REQUESTS:
1 – In the passage about Zhang's childhood, rewrite the paragraph beginning "That stigma followed him into school" as a short bulleted list that keeps its main facts.
2 – Write the next part of the passage about Zhang's childhood, picking up after its final sentence.

··· EXCERPT TO READ

Childhood under the shadow of political stigma

Born in the 1970s, Zhang grew up in a rural household marked by constant caution and suppressed anger. His grandfather, once an honest farmer, was publicly denounced during the land reform campaigns. His father, despite strong academic performance, was unable to pursue a career in government. During the Cultural Revolution, he was instead assigned to a remote timber inspection station deep in the mountains, where he spent years guarding forests with only one other worker.

His father continued to educate himself, writing and submitting articles for publication. Yet no matter how capable he proved to be, Zhang recalled, the family’s political background remained an invisible barrier that could never be crossed. From as early as he could remember, the household atmosphere was heavy and resentful. Hatred toward the communist party, he said, had begun with his grandfather’s generation.

That stigma followed him into school. Throughout primary school, from first grade through fifth, he was barred from joining the Young Pioneers because of his family background. While other students stood in formation each morning wearing red scarves and saluting the flag, Zhang was required to remain in the classroom with another student labeled “problematic.”

Teachers treated him coldly. Classmates, influenced by both teachers and parents, avoided him. He remembered spending much of his childhood isolated, excluded from games and social circles. Near graduation, a teacher completed the paperwork retroactively, but Zhang never wore the red scarf even once.

Students and local people gathered at Tiananmen Square in Beijing on May 14, 1989 after an over-night hunger strike as part of the mass pro-democracy protest against the Chinese Communist Party (CCP). Some of the demonstrators carry a banner reading “Liberty or Death.” Over 5,000 students participated in the overnight hunger strike, the latest in a series of pro-democracy protests sparked by the April 15 death of former communist party leader Hu Yaobang. (Image: CATHERINE HENRIETTE/AFP via Getty Images)

A narrow escape after 1989

In 1989, Zhang was twelve years old and in his first year of middle school. Around that time, slogans reading “Down with the Chinese Communist Party” appeared in a wooded area near the county public security bureau. The name signed beneath them was Zhang Bo’s.

······
··· AVAILABLE DATA

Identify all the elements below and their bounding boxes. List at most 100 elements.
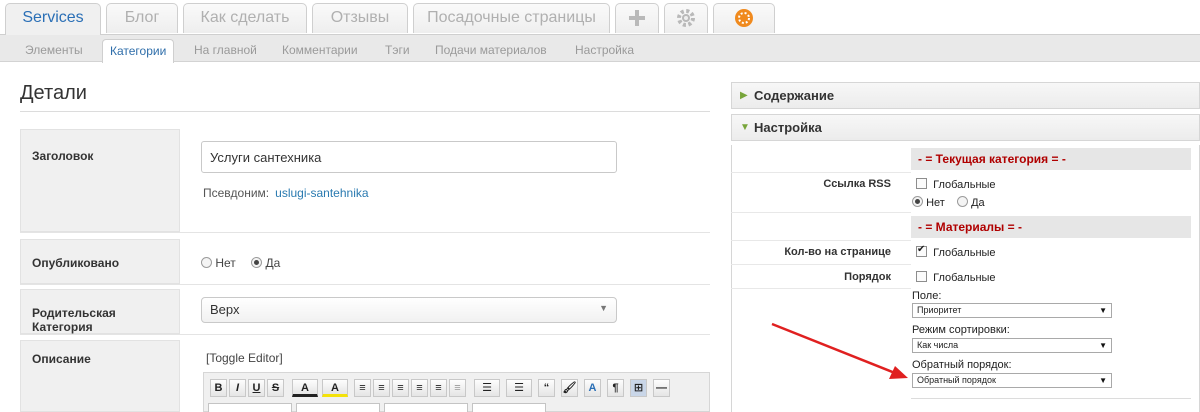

······

EXPECTED RESULTS:
1 –
- Zhang's family background kept him out of the Young Pioneers from first through fifth grade.
- Each morning other students lined up in red scarves to salute the flag.
- During that time Zhang had to stay in the classroom with another student labeled "problematic."

2 –
The slogans, he later learned, were the work of classmates playing a prank. But given his family background, police treated him as the primary suspect. Officers photographed his handwriting, compared it with the slogans, and summoned his homeroom teacher for questioning.

Although the handwriting did not match and the case was eventually dropped, the incident left his parents deeply shaken. That very night, they arranged job transfers and relocated the family to Jiujiang. Both parents worked as ordinary laborers—his mother in a collective garment factory, his father at a state-owned timber company. For the rest of their lives, Zhang noted, they remained cautious and deliberately low-profile.

A failed business and enforced silence

Adulthood brought little relief. The weight of his family history affected his studies, and he was unable to enter university, completing only adult education. After high school, he worked in sales, drifting from job to job.

After marriage, his wife specialized in early childhood education. Seeing opportunities in the private training sector, the couple began preparing in 2020 to open an education center. In 2021, they invested nearly 400,000 yuan — drawing on family savings, loans, and financial support from Zhang’s parents. Classrooms were renovated, teachers hired, and an opening date set.

Then came China’s “double reduction” policy. Overnight, all private after-school tutoring institutions were shut down nationwide. The newly renovated school was sealed without warning or compensation.

Unwilling to accept the loss, Zhang wrote to the local education bureau requesting reasonable compensation. Community officials visited his home repeatedly, urging him to accept the policy. When he persisted, authorities accused him of “picking quarrels and provoking trouble.”

Police later took him from his home and held him for nearly four days at a secluded hotel-like facility outside Jiujiang. During that time, he was deprived of sleep, kept under bright lights, and confined in a padded room. He was pressured to write a guarantee statement, provide fingerprints, and promise never to petition again or seek accountability, while admitting full personal responsibility.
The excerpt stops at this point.